**** DATASET RECORDS
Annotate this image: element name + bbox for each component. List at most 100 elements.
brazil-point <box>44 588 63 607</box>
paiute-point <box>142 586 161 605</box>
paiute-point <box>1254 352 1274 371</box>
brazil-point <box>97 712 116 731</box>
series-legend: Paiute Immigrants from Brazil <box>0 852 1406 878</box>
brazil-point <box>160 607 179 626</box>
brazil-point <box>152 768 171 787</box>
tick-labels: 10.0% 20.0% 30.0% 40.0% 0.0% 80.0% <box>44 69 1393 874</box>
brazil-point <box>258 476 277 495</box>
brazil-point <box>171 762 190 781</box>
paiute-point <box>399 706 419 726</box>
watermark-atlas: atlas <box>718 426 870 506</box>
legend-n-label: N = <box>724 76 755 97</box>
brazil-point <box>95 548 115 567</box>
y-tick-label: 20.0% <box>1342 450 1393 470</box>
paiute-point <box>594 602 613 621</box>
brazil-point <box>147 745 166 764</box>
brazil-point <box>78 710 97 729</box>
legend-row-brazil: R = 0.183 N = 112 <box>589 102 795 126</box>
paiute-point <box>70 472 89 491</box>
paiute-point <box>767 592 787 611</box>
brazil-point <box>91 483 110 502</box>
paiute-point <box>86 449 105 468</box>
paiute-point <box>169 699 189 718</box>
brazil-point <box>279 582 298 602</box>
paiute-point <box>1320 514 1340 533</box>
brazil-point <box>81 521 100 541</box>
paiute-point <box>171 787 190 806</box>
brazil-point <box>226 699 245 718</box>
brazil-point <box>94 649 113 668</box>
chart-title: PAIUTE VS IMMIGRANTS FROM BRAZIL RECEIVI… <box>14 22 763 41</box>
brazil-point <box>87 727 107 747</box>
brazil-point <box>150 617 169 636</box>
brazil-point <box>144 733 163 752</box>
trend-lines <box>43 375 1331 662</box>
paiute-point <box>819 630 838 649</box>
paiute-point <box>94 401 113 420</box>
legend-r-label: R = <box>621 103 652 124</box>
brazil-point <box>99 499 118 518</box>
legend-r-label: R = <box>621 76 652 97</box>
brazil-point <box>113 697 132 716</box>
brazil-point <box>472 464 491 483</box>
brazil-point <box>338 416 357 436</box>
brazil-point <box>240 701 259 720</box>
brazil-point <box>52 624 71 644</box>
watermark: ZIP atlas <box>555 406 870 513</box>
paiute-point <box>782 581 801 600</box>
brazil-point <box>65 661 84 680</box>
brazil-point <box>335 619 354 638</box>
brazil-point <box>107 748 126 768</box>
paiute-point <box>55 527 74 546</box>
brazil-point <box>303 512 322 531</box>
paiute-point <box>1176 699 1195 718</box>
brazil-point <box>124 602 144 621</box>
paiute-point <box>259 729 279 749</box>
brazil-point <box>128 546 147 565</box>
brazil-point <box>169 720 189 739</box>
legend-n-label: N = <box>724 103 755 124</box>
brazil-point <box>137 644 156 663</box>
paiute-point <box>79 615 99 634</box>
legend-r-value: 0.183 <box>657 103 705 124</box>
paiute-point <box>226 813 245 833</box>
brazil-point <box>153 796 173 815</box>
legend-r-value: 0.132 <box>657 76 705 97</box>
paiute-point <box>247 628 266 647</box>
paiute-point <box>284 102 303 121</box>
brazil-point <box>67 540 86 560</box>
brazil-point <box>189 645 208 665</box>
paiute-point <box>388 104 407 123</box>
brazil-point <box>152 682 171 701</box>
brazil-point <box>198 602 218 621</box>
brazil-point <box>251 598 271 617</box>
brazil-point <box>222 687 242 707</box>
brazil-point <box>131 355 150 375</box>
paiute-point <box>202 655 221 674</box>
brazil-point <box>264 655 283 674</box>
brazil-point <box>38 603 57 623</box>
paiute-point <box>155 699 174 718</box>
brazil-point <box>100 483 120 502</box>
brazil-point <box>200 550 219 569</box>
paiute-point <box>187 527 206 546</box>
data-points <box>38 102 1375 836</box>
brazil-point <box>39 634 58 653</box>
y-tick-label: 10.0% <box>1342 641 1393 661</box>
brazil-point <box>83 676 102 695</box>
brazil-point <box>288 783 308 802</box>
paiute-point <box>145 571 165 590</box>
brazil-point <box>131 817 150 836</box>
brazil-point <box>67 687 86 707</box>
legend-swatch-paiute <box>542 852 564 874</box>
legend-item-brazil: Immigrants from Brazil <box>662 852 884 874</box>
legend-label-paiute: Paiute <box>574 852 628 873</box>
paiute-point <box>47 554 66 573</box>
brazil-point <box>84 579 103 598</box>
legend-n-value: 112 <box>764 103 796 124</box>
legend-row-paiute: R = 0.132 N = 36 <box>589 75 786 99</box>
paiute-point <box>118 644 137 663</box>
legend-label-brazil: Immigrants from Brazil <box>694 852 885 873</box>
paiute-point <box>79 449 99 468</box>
********
Please reproduce all of the records above word for word, with no changes.

• [RESPONSE]:
Annotate this image: element name + bbox for each component. List at most 100 elements.
brazil-point <box>44 588 63 607</box>
paiute-point <box>142 586 161 605</box>
paiute-point <box>1254 352 1274 371</box>
brazil-point <box>97 712 116 731</box>
series-legend: Paiute Immigrants from Brazil <box>0 852 1406 878</box>
brazil-point <box>160 607 179 626</box>
brazil-point <box>152 768 171 787</box>
tick-labels: 10.0% 20.0% 30.0% 40.0% 0.0% 80.0% <box>44 69 1393 874</box>
brazil-point <box>258 476 277 495</box>
brazil-point <box>171 762 190 781</box>
paiute-point <box>399 706 419 726</box>
watermark-atlas: atlas <box>718 426 870 506</box>
legend-n-label: N = <box>724 76 755 97</box>
brazil-point <box>95 548 115 567</box>
y-tick-label: 20.0% <box>1342 450 1393 470</box>
paiute-point <box>594 602 613 621</box>
brazil-point <box>147 745 166 764</box>
brazil-point <box>78 710 97 729</box>
legend-row-brazil: R = 0.183 N = 112 <box>589 102 795 126</box>
paiute-point <box>70 472 89 491</box>
paiute-point <box>767 592 787 611</box>
brazil-point <box>91 483 110 502</box>
paiute-point <box>86 449 105 468</box>
paiute-point <box>169 699 189 718</box>
brazil-point <box>279 582 298 602</box>
paiute-point <box>1320 514 1340 533</box>
brazil-point <box>81 521 100 541</box>
paiute-point <box>171 787 190 806</box>
brazil-point <box>226 699 245 718</box>
brazil-point <box>94 649 113 668</box>
chart-title: PAIUTE VS IMMIGRANTS FROM BRAZIL RECEIVI… <box>14 22 763 41</box>
brazil-point <box>87 727 107 747</box>
brazil-point <box>150 617 169 636</box>
brazil-point <box>144 733 163 752</box>
trend-lines <box>43 375 1331 662</box>
paiute-point <box>819 630 838 649</box>
paiute-point <box>94 401 113 420</box>
legend-r-label: R = <box>621 103 652 124</box>
brazil-point <box>99 499 118 518</box>
legend-r-label: R = <box>621 76 652 97</box>
brazil-point <box>113 697 132 716</box>
brazil-point <box>472 464 491 483</box>
brazil-point <box>338 416 357 436</box>
brazil-point <box>240 701 259 720</box>
brazil-point <box>52 624 71 644</box>
watermark: ZIP atlas <box>555 406 870 513</box>
paiute-point <box>782 581 801 600</box>
brazil-point <box>65 661 84 680</box>
brazil-point <box>335 619 354 638</box>
brazil-point <box>107 748 126 768</box>
paiute-point <box>55 527 74 546</box>
brazil-point <box>303 512 322 531</box>
paiute-point <box>1176 699 1195 718</box>
brazil-point <box>124 602 144 621</box>
paiute-point <box>259 729 279 749</box>
brazil-point <box>128 546 147 565</box>
brazil-point <box>169 720 189 739</box>
legend-n-label: N = <box>724 103 755 124</box>
brazil-point <box>137 644 156 663</box>
paiute-point <box>79 615 99 634</box>
legend-r-value: 0.183 <box>657 103 705 124</box>
paiute-point <box>226 813 245 833</box>
brazil-point <box>153 796 173 815</box>
legend-r-value: 0.132 <box>657 76 705 97</box>
paiute-point <box>247 628 266 647</box>
paiute-point <box>284 102 303 121</box>
brazil-point <box>67 540 86 560</box>
brazil-point <box>189 645 208 665</box>
paiute-point <box>388 104 407 123</box>
brazil-point <box>152 682 171 701</box>
brazil-point <box>198 602 218 621</box>
brazil-point <box>251 598 271 617</box>
brazil-point <box>222 687 242 707</box>
brazil-point <box>131 355 150 375</box>
paiute-point <box>202 655 221 674</box>
brazil-point <box>264 655 283 674</box>
brazil-point <box>38 603 57 623</box>
paiute-point <box>155 699 174 718</box>
brazil-point <box>100 483 120 502</box>
brazil-point <box>200 550 219 569</box>
paiute-point <box>187 527 206 546</box>
data-points <box>38 102 1375 836</box>
brazil-point <box>39 634 58 653</box>
y-tick-label: 10.0% <box>1342 641 1393 661</box>
brazil-point <box>83 676 102 695</box>
brazil-point <box>288 783 308 802</box>
paiute-point <box>145 571 165 590</box>
brazil-point <box>131 817 150 836</box>
brazil-point <box>67 687 86 707</box>
legend-swatch-paiute <box>542 852 564 874</box>
legend-item-brazil: Immigrants from Brazil <box>662 852 884 874</box>
legend-label-paiute: Paiute <box>574 852 628 873</box>
paiute-point <box>47 554 66 573</box>
brazil-point <box>84 579 103 598</box>
legend-n-value: 112 <box>764 103 796 124</box>
legend-row-paiute: R = 0.132 N = 36 <box>589 75 786 99</box>
paiute-point <box>118 644 137 663</box>
legend-label-brazil: Immigrants from Brazil <box>694 852 885 873</box>
paiute-point <box>79 449 99 468</box>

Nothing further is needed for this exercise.